WRITTEN TASK ->
Comb through the entries for "September" and pull out each line that holds it.

AVAILABLE RECORDS ->
-- start --

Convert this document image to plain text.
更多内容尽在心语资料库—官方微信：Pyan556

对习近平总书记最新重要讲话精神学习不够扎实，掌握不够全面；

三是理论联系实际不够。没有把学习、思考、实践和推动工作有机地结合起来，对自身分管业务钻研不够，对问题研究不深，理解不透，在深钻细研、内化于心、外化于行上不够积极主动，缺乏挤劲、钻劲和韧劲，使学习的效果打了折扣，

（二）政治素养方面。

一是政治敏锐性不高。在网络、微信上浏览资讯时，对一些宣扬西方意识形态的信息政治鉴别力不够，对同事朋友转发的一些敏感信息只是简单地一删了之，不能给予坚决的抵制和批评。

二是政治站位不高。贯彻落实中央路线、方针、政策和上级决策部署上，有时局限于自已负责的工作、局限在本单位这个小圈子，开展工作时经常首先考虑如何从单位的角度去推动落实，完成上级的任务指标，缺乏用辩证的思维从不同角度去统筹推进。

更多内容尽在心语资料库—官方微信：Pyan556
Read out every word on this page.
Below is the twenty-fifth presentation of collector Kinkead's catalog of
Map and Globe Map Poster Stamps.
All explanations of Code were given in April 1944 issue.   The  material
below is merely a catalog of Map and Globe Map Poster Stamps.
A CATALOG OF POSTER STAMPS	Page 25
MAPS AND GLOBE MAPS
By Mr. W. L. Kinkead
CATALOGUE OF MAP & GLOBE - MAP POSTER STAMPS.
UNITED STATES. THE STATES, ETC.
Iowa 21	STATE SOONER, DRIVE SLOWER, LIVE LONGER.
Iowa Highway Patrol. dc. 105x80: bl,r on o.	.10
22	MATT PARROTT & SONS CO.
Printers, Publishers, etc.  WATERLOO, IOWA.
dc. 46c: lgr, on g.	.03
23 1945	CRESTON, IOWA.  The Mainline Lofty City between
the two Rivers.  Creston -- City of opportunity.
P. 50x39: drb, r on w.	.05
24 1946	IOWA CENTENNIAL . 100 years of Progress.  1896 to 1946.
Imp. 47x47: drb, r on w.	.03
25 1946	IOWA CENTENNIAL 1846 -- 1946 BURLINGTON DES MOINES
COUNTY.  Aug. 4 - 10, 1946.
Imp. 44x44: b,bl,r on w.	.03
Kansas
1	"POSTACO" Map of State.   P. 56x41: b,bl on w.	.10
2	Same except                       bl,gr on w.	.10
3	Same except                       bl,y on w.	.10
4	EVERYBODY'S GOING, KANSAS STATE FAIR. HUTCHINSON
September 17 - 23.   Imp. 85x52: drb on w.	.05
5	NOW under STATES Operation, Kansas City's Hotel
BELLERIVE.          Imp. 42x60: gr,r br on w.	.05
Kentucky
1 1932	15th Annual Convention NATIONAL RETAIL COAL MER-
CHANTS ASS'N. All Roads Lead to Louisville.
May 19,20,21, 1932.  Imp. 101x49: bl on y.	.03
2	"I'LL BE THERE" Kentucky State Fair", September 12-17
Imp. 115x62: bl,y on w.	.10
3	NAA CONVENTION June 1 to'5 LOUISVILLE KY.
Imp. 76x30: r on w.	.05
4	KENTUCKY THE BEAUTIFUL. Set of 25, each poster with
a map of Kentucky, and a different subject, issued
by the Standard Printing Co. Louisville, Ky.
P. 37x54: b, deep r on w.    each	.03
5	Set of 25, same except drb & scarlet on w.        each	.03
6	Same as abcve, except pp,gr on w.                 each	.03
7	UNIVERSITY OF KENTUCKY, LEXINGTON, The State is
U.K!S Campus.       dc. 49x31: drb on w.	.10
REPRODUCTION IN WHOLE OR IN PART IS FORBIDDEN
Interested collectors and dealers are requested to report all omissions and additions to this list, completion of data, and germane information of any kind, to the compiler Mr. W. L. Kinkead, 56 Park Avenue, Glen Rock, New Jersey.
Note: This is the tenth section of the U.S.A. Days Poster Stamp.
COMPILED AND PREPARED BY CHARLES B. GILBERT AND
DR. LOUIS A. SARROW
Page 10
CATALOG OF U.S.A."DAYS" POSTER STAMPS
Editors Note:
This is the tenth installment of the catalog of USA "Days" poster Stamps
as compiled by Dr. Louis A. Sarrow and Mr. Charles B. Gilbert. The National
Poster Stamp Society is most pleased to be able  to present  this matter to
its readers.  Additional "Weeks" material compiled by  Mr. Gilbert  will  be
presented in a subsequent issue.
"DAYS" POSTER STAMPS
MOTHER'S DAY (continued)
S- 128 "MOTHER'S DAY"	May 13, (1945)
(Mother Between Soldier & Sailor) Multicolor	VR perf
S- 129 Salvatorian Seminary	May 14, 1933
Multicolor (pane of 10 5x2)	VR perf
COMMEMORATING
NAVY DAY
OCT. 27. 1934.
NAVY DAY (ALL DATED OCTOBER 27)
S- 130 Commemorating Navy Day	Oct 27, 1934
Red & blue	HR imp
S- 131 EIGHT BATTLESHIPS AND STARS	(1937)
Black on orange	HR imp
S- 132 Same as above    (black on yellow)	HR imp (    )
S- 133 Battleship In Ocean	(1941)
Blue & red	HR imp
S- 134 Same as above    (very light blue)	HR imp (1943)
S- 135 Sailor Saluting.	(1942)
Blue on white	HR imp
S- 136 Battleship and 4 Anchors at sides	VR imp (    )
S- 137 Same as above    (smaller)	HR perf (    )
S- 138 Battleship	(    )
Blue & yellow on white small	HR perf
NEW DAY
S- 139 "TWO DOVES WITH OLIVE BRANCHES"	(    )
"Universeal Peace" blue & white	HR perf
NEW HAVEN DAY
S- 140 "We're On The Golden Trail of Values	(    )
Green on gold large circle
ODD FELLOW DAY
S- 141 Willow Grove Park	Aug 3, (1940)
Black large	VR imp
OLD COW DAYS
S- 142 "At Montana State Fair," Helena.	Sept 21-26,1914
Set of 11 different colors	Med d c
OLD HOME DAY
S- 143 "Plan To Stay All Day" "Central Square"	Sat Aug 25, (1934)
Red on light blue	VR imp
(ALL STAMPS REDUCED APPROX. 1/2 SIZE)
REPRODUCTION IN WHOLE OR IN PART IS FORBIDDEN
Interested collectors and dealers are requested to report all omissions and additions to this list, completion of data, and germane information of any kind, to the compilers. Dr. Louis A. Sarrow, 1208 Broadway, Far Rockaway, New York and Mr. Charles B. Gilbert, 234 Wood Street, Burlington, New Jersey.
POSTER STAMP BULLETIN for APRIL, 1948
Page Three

-- end --

THE SOLUTION ->
September 17 - 23.   Imp. 85x52: drb on w.	.05
2	"I'LL BE THERE" Kentucky State Fair", September 12-17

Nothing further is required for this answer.